* **Written task**:
Can you transcribe every entry word for word, skipping the images?

* **Records provided**:
(begin)

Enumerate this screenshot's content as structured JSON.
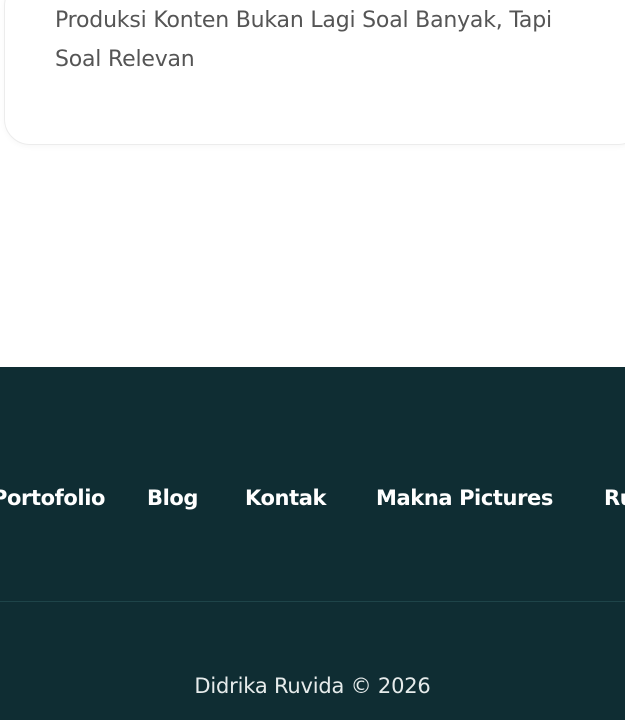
{
  "article_card": {
    "title": "Produksi Konten Bukan Lagi Soal Banyak, Tapi Soal Relevan"
  },
  "footer": {
    "nav_links": [
      {
        "label": "Portofolio"
      },
      {
        "label": "Blog"
      },
      {
        "label": "Kontak"
      },
      {
        "label": "Makna Pictures"
      },
      {
        "label": "Ru"
      }
    ],
    "copyright": "Didrika Ruvida © 2026"
  },
  "colors": {
    "footer_background": "#0f2d33",
    "footer_text": "#ffffff",
    "card_text": "#555555"
  }
}
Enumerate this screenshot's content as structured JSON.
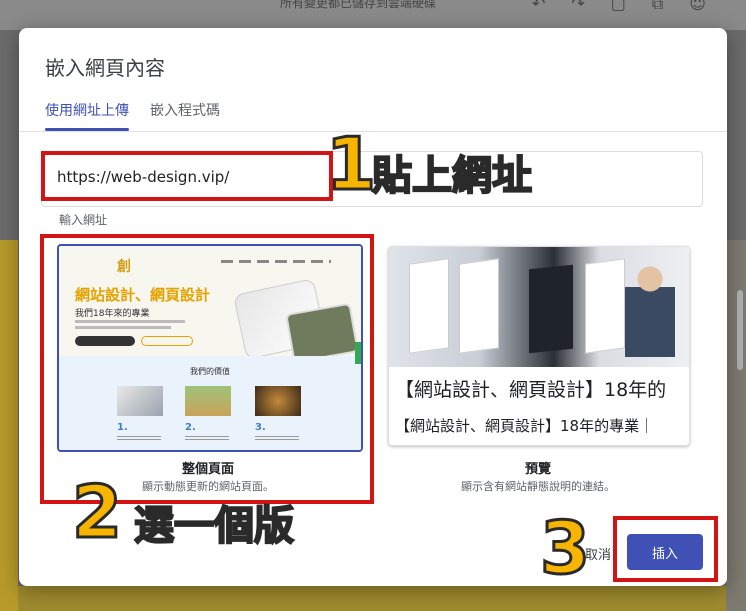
{
  "background": {
    "hint_text": "所有變更都已儲存到雲端硬碟",
    "toolbar_icons": [
      "undo-icon",
      "redo-icon",
      "preview-icon",
      "link-icon",
      "share-icon"
    ]
  },
  "dialog": {
    "title": "嵌入網頁內容",
    "tabs": [
      {
        "label": "使用網址上傳",
        "active": true
      },
      {
        "label": "嵌入程式碼",
        "active": false
      }
    ],
    "url_input": {
      "value": "https://web-design.vip/",
      "label": "輸入網址"
    },
    "options": {
      "full_page": {
        "label": "整個頁面",
        "description": "顯示動態更新的網站頁面。",
        "thumbnail": {
          "logo": "創",
          "hero_title": "網站設計、網頁設計",
          "hero_sub": "我們18年來的專業",
          "section_title": "我們的價值",
          "values": [
            "1.",
            "2.",
            "3."
          ]
        }
      },
      "preview": {
        "label": "預覽",
        "description": "顯示含有網站靜態說明的連結。",
        "title_line1": "【網站設計、網頁設計】18年的",
        "title_line2": "【網站設計、網頁設計】18年的專業｜"
      }
    },
    "buttons": {
      "cancel": "取消",
      "insert": "插入"
    }
  },
  "annotations": {
    "step1_number": "1",
    "step1_text": "貼上網址",
    "step2_number": "2",
    "step2_text": "選一個版",
    "step3_number": "3"
  },
  "colors": {
    "accent": "#3f51b5",
    "highlight_red": "#d31414",
    "callout_yellow": "#f7b500"
  }
}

(end)

* **Response for this exercise**:
Enumerate this screenshot's content as structured JSON.
{
  "article_card": {
    "title": "Produksi Konten Bukan Lagi Soal Banyak, Tapi Soal Relevan"
  },
  "footer": {
    "nav_links": [
      {
        "label": "Portofolio"
      },
      {
        "label": "Blog"
      },
      {
        "label": "Kontak"
      },
      {
        "label": "Makna Pictures"
      },
      {
        "label": "Ru"
      }
    ],
    "copyright": "Didrika Ruvida © 2026"
  },
  "colors": {
    "footer_background": "#0f2d33",
    "footer_text": "#ffffff",
    "card_text": "#555555"
  }
}
Enumerate this screenshot's content as structured JSON.
{
  "background": {
    "hint_text": "所有變更都已儲存到雲端硬碟",
    "toolbar_icons": [
      "undo-icon",
      "redo-icon",
      "preview-icon",
      "link-icon",
      "share-icon"
    ]
  },
  "dialog": {
    "title": "嵌入網頁內容",
    "tabs": [
      {
        "label": "使用網址上傳",
        "active": true
      },
      {
        "label": "嵌入程式碼",
        "active": false
      }
    ],
    "url_input": {
      "value": "https://web-design.vip/",
      "label": "輸入網址"
    },
    "options": {
      "full_page": {
        "label": "整個頁面",
        "description": "顯示動態更新的網站頁面。",
        "thumbnail": {
          "logo": "創",
          "hero_title": "網站設計、網頁設計",
          "hero_sub": "我們18年來的專業",
          "section_title": "我們的價值",
          "values": [
            "1.",
            "2.",
            "3."
          ]
        }
      },
      "preview": {
        "label": "預覽",
        "description": "顯示含有網站靜態說明的連結。",
        "title_line1": "【網站設計、網頁設計】18年的",
        "title_line2": "【網站設計、網頁設計】18年的專業｜"
      }
    },
    "buttons": {
      "cancel": "取消",
      "insert": "插入"
    }
  },
  "annotations": {
    "step1_number": "1",
    "step1_text": "貼上網址",
    "step2_number": "2",
    "step2_text": "選一個版",
    "step3_number": "3"
  },
  "colors": {
    "accent": "#3f51b5",
    "highlight_red": "#d31414",
    "callout_yellow": "#f7b500"
  }
}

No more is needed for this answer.